▶ _DIRECTIONS FOR THIS TASK_
Report how many lines hold the word "hours"; give nothing but the number.

[Data entries]
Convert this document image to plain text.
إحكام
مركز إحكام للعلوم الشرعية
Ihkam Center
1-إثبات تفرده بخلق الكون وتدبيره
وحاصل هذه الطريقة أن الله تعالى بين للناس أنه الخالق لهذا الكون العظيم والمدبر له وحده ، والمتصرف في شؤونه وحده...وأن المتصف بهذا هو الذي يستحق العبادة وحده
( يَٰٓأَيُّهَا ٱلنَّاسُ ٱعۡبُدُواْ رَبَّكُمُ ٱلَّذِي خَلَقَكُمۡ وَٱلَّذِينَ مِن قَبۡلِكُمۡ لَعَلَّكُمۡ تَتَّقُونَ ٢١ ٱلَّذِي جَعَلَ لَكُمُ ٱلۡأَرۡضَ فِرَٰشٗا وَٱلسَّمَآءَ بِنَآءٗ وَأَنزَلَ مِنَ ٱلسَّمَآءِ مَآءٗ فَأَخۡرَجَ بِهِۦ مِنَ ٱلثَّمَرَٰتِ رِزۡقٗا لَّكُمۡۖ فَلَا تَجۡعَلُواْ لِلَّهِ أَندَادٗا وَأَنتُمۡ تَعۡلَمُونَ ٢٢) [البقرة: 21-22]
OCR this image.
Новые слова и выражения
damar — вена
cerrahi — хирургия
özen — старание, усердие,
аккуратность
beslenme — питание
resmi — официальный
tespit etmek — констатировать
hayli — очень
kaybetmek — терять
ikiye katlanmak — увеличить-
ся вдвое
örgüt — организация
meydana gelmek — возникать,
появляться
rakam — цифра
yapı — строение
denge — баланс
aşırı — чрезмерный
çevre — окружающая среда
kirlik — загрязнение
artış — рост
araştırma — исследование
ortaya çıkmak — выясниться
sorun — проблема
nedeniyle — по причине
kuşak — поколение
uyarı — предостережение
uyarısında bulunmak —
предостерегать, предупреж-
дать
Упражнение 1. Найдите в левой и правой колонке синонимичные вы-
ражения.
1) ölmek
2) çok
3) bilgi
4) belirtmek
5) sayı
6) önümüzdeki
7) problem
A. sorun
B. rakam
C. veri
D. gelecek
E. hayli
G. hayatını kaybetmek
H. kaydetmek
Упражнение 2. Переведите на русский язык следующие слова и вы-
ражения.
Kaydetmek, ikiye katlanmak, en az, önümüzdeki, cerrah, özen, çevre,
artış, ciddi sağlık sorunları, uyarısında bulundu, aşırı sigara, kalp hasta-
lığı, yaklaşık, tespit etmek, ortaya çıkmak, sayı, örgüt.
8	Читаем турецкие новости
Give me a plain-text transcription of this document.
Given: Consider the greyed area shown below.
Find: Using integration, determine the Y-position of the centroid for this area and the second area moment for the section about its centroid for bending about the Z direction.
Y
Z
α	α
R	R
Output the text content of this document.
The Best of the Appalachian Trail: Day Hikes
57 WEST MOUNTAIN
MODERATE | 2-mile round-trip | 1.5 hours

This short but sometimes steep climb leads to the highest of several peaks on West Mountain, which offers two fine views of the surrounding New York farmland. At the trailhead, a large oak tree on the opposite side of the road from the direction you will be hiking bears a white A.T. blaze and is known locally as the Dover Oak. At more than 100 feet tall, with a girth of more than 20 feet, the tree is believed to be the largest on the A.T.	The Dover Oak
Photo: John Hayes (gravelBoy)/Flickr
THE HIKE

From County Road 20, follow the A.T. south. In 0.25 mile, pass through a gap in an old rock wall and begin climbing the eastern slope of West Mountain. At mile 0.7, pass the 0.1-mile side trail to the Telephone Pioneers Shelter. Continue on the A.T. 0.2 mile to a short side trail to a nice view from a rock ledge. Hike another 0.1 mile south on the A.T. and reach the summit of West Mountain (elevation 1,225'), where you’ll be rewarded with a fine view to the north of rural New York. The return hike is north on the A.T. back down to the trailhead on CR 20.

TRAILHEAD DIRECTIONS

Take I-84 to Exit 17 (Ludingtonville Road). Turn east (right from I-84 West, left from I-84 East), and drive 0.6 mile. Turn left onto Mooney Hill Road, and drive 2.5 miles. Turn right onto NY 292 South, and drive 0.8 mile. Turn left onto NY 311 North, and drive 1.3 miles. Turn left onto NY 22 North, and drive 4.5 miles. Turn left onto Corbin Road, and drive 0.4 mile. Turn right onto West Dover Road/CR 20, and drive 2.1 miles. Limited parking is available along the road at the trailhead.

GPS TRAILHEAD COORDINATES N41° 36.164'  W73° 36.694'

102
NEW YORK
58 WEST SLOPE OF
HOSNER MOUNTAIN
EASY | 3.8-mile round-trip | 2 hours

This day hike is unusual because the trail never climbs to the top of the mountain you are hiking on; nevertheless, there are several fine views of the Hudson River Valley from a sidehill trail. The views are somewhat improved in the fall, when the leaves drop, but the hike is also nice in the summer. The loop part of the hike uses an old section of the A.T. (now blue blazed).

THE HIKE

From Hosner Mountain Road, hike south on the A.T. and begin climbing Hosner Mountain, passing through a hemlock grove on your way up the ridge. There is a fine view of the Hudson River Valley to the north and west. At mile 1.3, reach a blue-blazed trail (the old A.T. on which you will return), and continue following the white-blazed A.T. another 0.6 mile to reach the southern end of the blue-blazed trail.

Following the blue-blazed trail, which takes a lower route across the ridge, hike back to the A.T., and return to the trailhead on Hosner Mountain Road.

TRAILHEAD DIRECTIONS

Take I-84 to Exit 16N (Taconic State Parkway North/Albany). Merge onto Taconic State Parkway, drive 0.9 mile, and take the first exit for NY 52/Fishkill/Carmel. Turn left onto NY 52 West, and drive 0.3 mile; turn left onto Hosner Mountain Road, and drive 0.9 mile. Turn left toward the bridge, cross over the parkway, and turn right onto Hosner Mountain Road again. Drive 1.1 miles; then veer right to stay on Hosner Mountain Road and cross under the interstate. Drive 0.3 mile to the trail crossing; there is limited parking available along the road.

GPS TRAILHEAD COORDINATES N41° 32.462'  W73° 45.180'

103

▶ _RESPONSE FOR THIS EXERCISE_
2